Stated exercise: Rewrite the entries below, changing every "Median" to "50th Percentile" and leaving everything else as it is.

Annotated element listings:
** BEGIN **

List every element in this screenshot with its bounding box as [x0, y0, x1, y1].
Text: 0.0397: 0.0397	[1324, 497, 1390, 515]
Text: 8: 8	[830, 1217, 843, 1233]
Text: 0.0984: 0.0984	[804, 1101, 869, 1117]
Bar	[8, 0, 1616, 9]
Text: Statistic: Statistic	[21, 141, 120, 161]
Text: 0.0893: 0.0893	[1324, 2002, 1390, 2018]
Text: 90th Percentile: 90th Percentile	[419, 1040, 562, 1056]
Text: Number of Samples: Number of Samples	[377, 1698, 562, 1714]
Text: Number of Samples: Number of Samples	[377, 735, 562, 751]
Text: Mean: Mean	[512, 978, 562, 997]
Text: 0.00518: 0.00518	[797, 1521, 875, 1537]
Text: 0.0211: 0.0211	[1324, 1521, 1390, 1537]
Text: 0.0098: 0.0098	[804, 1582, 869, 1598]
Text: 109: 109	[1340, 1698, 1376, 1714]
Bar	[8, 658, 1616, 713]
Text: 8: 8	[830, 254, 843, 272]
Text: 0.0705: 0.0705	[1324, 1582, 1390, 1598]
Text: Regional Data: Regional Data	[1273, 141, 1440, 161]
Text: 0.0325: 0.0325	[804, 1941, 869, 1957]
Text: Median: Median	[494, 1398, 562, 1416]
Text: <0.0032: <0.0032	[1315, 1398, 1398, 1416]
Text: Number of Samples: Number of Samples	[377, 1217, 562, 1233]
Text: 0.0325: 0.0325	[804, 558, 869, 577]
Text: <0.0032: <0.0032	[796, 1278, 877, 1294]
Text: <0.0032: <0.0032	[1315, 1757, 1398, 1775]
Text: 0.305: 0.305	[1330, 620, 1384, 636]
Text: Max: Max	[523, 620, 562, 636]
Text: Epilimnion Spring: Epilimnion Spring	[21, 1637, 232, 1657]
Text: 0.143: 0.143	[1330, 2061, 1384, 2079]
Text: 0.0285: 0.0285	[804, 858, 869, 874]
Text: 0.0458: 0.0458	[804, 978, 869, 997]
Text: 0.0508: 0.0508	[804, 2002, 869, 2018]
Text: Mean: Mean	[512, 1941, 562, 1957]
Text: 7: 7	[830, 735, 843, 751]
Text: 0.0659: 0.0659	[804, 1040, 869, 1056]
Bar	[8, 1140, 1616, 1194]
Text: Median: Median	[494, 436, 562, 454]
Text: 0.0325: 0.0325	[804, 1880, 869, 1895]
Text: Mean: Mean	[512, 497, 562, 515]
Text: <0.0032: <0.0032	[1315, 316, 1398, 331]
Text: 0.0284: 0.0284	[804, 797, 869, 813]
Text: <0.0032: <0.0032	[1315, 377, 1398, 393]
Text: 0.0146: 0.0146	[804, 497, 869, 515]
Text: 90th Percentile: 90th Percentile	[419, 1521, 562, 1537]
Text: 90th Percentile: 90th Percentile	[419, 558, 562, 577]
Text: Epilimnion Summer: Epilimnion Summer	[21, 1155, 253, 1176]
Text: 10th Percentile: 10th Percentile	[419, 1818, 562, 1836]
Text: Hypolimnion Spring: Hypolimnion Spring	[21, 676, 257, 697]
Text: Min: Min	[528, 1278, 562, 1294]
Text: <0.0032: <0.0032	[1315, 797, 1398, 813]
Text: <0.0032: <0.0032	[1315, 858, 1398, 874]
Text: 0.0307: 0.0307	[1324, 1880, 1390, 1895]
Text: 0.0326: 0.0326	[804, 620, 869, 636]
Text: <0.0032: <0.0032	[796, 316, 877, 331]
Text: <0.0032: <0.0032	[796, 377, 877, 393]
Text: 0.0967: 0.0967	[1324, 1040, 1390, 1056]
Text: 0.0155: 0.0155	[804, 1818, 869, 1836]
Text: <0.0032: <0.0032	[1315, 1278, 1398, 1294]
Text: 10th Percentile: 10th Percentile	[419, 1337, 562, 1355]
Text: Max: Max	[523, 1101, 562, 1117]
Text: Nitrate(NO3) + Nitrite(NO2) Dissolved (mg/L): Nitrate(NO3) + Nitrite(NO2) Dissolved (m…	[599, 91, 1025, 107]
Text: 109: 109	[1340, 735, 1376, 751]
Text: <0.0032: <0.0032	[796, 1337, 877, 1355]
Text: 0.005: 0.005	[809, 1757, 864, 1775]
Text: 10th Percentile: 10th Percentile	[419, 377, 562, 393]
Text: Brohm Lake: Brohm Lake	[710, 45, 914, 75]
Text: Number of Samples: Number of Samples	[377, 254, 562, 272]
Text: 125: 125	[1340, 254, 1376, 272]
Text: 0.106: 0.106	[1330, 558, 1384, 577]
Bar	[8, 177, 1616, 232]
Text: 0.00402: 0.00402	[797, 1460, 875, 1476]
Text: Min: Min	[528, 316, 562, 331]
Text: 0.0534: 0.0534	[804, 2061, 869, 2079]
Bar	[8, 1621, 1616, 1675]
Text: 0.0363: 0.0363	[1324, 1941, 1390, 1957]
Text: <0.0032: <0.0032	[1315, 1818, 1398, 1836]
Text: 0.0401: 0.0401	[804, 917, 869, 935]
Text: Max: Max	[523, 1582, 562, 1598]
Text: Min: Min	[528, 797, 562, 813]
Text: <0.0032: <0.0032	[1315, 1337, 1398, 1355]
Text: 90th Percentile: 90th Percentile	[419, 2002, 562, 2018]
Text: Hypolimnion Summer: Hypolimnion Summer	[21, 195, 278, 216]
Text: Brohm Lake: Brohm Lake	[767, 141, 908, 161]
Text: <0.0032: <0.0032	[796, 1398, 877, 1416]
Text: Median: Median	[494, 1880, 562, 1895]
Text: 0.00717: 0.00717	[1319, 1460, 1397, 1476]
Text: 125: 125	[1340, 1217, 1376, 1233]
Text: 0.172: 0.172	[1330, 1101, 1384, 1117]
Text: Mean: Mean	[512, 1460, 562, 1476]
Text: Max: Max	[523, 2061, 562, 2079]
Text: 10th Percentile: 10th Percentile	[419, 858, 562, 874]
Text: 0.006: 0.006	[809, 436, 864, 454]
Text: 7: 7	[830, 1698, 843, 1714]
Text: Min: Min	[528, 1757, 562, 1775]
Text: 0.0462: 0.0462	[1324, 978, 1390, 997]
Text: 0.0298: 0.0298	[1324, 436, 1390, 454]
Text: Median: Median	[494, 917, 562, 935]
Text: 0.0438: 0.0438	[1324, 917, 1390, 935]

** END **

Reply to the task:
List every element in this screenshot with its bounding box as [x0, y0, x1, y1].
Text: 0.0397: 0.0397	[1324, 497, 1390, 515]
Text: 8: 8	[830, 1217, 843, 1233]
Text: 0.0984: 0.0984	[804, 1101, 869, 1117]
Bar	[8, 0, 1616, 9]
Text: Statistic: Statistic	[21, 141, 120, 161]
Text: 0.0893: 0.0893	[1324, 2002, 1390, 2018]
Text: 90th Percentile: 90th Percentile	[419, 1040, 562, 1056]
Text: Number of Samples: Number of Samples	[377, 1698, 562, 1714]
Text: Number of Samples: Number of Samples	[377, 735, 562, 751]
Text: Mean: Mean	[512, 978, 562, 997]
Text: 0.00518: 0.00518	[797, 1521, 875, 1537]
Text: 0.0211: 0.0211	[1324, 1521, 1390, 1537]
Text: 0.0098: 0.0098	[804, 1582, 869, 1598]
Text: 109: 109	[1340, 1698, 1376, 1714]
Bar	[8, 658, 1616, 713]
Text: 8: 8	[830, 254, 843, 272]
Text: 0.0705: 0.0705	[1324, 1582, 1390, 1598]
Text: Regional Data: Regional Data	[1273, 141, 1440, 161]
Text: 0.0325: 0.0325	[804, 1941, 869, 1957]
Text: 50th Percentile: 50th Percentile	[494, 1398, 562, 1416]
Text: <0.0032: <0.0032	[1315, 1398, 1398, 1416]
Text: Number of Samples: Number of Samples	[377, 1217, 562, 1233]
Text: 0.0325: 0.0325	[804, 558, 869, 577]
Text: <0.0032: <0.0032	[796, 1278, 877, 1294]
Text: <0.0032: <0.0032	[1315, 1757, 1398, 1775]
Text: 0.305: 0.305	[1330, 620, 1384, 636]
Text: Max: Max	[523, 620, 562, 636]
Text: Epilimnion Spring: Epilimnion Spring	[21, 1637, 232, 1657]
Text: 0.143: 0.143	[1330, 2061, 1384, 2079]
Text: 0.0285: 0.0285	[804, 858, 869, 874]
Text: 0.0458: 0.0458	[804, 978, 869, 997]
Text: 0.0508: 0.0508	[804, 2002, 869, 2018]
Text: Mean: Mean	[512, 1941, 562, 1957]
Text: 7: 7	[830, 735, 843, 751]
Text: 0.0659: 0.0659	[804, 1040, 869, 1056]
Bar	[8, 1140, 1616, 1194]
Text: 50th Percentile: 50th Percentile	[494, 436, 562, 454]
Text: 0.0325: 0.0325	[804, 1880, 869, 1895]
Text: Mean: Mean	[512, 497, 562, 515]
Text: <0.0032: <0.0032	[1315, 316, 1398, 331]
Text: 0.0284: 0.0284	[804, 797, 869, 813]
Text: <0.0032: <0.0032	[1315, 377, 1398, 393]
Text: 0.0146: 0.0146	[804, 497, 869, 515]
Text: 90th Percentile: 90th Percentile	[419, 1521, 562, 1537]
Text: 90th Percentile: 90th Percentile	[419, 558, 562, 577]
Text: Epilimnion Summer: Epilimnion Summer	[21, 1155, 253, 1176]
Text: 10th Percentile: 10th Percentile	[419, 1818, 562, 1836]
Text: Hypolimnion Spring: Hypolimnion Spring	[21, 676, 257, 697]
Text: Min: Min	[528, 1278, 562, 1294]
Text: <0.0032: <0.0032	[1315, 797, 1398, 813]
Text: <0.0032: <0.0032	[1315, 858, 1398, 874]
Text: 0.0307: 0.0307	[1324, 1880, 1390, 1895]
Text: 0.0326: 0.0326	[804, 620, 869, 636]
Text: <0.0032: <0.0032	[796, 316, 877, 331]
Text: <0.0032: <0.0032	[796, 377, 877, 393]
Text: 0.0967: 0.0967	[1324, 1040, 1390, 1056]
Text: 0.0155: 0.0155	[804, 1818, 869, 1836]
Text: <0.0032: <0.0032	[1315, 1278, 1398, 1294]
Text: 10th Percentile: 10th Percentile	[419, 1337, 562, 1355]
Text: Max: Max	[523, 1101, 562, 1117]
Text: Nitrate(NO3) + Nitrite(NO2) Dissolved (mg/L): Nitrate(NO3) + Nitrite(NO2) Dissolved (m…	[599, 91, 1025, 107]
Text: 109: 109	[1340, 735, 1376, 751]
Text: <0.0032: <0.0032	[796, 1337, 877, 1355]
Text: 0.005: 0.005	[809, 1757, 864, 1775]
Text: 10th Percentile: 10th Percentile	[419, 377, 562, 393]
Text: Brohm Lake: Brohm Lake	[710, 45, 914, 75]
Text: Number of Samples: Number of Samples	[377, 254, 562, 272]
Text: 125: 125	[1340, 254, 1376, 272]
Text: 0.106: 0.106	[1330, 558, 1384, 577]
Bar	[8, 177, 1616, 232]
Text: 0.00402: 0.00402	[797, 1460, 875, 1476]
Text: Min: Min	[528, 316, 562, 331]
Text: 0.0534: 0.0534	[804, 2061, 869, 2079]
Bar	[8, 1621, 1616, 1675]
Text: 0.0363: 0.0363	[1324, 1941, 1390, 1957]
Text: <0.0032: <0.0032	[1315, 1818, 1398, 1836]
Text: 0.0401: 0.0401	[804, 917, 869, 935]
Text: Max: Max	[523, 1582, 562, 1598]
Text: Min: Min	[528, 797, 562, 813]
Text: <0.0032: <0.0032	[1315, 1337, 1398, 1355]
Text: 90th Percentile: 90th Percentile	[419, 2002, 562, 2018]
Text: Hypolimnion Summer: Hypolimnion Summer	[21, 195, 278, 216]
Text: Brohm Lake: Brohm Lake	[767, 141, 908, 161]
Text: <0.0032: <0.0032	[796, 1398, 877, 1416]
Text: 50th Percentile: 50th Percentile	[494, 1880, 562, 1895]
Text: 0.00717: 0.00717	[1319, 1460, 1397, 1476]
Text: 125: 125	[1340, 1217, 1376, 1233]
Text: 0.172: 0.172	[1330, 1101, 1384, 1117]
Text: Mean: Mean	[512, 1460, 562, 1476]
Text: Max: Max	[523, 2061, 562, 2079]
Text: 10th Percentile: 10th Percentile	[419, 858, 562, 874]
Text: 0.006: 0.006	[809, 436, 864, 454]
Text: 7: 7	[830, 1698, 843, 1714]
Text: Min: Min	[528, 1757, 562, 1775]
Text: 0.0462: 0.0462	[1324, 978, 1390, 997]
Text: 0.0298: 0.0298	[1324, 436, 1390, 454]
Text: 50th Percentile: 50th Percentile	[494, 917, 562, 935]
Text: 0.0438: 0.0438	[1324, 917, 1390, 935]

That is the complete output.